* _GOAL_
Find the line that contains "Transcribe the text in this document.". Output it and every line after it to the end of the records, exactly as they appear.

* _INFORMATION GIVEN_
------------------------------------------------

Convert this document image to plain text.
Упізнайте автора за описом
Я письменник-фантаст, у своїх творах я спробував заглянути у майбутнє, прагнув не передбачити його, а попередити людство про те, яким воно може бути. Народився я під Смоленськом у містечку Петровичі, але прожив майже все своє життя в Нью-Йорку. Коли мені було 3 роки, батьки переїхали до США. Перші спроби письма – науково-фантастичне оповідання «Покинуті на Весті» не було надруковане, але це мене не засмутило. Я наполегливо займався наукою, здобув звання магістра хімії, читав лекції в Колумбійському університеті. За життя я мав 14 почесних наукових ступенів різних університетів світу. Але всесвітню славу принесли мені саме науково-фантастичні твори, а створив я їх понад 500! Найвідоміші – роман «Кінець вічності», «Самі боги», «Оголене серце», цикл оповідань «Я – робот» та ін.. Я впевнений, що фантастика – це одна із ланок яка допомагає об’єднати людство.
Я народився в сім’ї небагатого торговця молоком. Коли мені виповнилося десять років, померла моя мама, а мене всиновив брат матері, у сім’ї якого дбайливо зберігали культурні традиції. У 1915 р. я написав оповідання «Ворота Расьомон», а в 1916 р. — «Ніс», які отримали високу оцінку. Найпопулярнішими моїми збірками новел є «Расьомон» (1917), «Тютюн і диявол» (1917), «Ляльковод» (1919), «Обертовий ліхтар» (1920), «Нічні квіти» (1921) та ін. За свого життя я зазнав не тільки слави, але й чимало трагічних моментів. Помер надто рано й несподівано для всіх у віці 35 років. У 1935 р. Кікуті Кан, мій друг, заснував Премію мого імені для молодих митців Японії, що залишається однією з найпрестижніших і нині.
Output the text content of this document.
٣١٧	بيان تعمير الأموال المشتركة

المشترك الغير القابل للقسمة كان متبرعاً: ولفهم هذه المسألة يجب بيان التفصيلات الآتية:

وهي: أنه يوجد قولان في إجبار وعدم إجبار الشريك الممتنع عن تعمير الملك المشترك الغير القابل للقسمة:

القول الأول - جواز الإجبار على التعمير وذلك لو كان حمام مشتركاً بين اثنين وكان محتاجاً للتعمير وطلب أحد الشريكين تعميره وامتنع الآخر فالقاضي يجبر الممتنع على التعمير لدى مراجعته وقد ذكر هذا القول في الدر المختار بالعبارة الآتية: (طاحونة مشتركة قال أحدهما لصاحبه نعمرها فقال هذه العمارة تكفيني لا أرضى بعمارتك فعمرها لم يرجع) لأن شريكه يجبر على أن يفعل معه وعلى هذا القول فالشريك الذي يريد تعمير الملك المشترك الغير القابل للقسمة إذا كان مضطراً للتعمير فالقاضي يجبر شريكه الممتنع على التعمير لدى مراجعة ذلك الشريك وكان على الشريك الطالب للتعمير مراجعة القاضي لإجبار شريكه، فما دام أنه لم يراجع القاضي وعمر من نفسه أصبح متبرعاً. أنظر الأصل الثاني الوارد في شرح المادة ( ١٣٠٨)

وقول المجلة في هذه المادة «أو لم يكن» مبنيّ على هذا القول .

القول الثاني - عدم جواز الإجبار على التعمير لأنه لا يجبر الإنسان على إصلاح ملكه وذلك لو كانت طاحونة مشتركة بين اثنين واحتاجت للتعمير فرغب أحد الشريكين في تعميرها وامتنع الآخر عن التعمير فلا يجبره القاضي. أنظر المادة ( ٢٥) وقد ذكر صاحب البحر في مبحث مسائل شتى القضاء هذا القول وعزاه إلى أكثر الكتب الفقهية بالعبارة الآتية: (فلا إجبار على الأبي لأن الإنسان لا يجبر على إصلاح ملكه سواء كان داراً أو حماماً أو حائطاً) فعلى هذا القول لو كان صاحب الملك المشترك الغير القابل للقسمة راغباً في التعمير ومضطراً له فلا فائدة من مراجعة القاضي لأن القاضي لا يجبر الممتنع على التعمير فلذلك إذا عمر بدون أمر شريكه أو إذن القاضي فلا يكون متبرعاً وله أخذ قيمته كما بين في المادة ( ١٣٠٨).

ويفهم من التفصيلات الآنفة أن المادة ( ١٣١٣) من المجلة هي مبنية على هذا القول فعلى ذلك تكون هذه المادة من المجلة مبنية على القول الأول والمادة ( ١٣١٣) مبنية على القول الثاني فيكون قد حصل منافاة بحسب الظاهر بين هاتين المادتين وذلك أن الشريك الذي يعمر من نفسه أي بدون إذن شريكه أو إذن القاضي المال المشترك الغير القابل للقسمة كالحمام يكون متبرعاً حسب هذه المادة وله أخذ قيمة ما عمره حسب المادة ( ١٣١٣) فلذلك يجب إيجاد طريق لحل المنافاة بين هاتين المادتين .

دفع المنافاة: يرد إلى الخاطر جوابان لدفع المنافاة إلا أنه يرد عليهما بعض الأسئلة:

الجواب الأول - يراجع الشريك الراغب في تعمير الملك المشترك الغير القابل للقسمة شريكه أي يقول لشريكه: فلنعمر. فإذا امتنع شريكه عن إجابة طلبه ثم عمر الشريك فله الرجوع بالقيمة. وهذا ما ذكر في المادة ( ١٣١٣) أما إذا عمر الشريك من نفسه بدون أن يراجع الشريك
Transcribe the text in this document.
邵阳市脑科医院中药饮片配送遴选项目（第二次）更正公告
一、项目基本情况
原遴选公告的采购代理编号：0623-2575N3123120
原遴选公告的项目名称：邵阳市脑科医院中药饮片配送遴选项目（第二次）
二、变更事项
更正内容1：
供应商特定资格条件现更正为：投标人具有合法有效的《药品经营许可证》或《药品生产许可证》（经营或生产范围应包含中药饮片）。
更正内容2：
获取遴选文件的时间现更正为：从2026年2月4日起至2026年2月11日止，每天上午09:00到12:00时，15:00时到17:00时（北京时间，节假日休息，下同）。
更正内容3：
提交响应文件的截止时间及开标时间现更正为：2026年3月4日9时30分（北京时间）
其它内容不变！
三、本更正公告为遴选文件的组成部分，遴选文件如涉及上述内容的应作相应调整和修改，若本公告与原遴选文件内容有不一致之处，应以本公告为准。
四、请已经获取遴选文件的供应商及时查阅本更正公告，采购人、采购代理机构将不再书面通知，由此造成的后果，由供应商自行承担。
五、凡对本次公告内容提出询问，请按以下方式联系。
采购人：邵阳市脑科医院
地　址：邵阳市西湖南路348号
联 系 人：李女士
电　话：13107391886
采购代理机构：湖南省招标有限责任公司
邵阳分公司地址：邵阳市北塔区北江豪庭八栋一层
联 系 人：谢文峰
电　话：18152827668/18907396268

------------------------------------------------

* _PROBLEM SOLUTION_
Transcribe the text in this document.
邵阳市脑科医院中药饮片配送遴选项目（第二次）更正公告
一、项目基本情况
原遴选公告的采购代理编号：0623-2575N3123120
原遴选公告的项目名称：邵阳市脑科医院中药饮片配送遴选项目（第二次）
二、变更事项
更正内容1：
供应商特定资格条件现更正为：投标人具有合法有效的《药品经营许可证》或《药品生产许可证》（经营或生产范围应包含中药饮片）。
更正内容2：
获取遴选文件的时间现更正为：从2026年2月4日起至2026年2月11日止，每天上午09:00到12:00时，15:00时到17:00时（北京时间，节假日休息，下同）。
更正内容3：
提交响应文件的截止时间及开标时间现更正为：2026年3月4日9时30分（北京时间）
其它内容不变！
三、本更正公告为遴选文件的组成部分，遴选文件如涉及上述内容的应作相应调整和修改，若本公告与原遴选文件内容有不一致之处，应以本公告为准。
四、请已经获取遴选文件的供应商及时查阅本更正公告，采购人、采购代理机构将不再书面通知，由此造成的后果，由供应商自行承担。
五、凡对本次公告内容提出询问，请按以下方式联系。
采购人：邵阳市脑科医院
地　址：邵阳市西湖南路348号
联 系 人：李女士
电　话：13107391886
采购代理机构：湖南省招标有限责任公司
邵阳分公司地址：邵阳市北塔区北江豪庭八栋一层
联 系 人：谢文峰
电　话：18152827668/18907396268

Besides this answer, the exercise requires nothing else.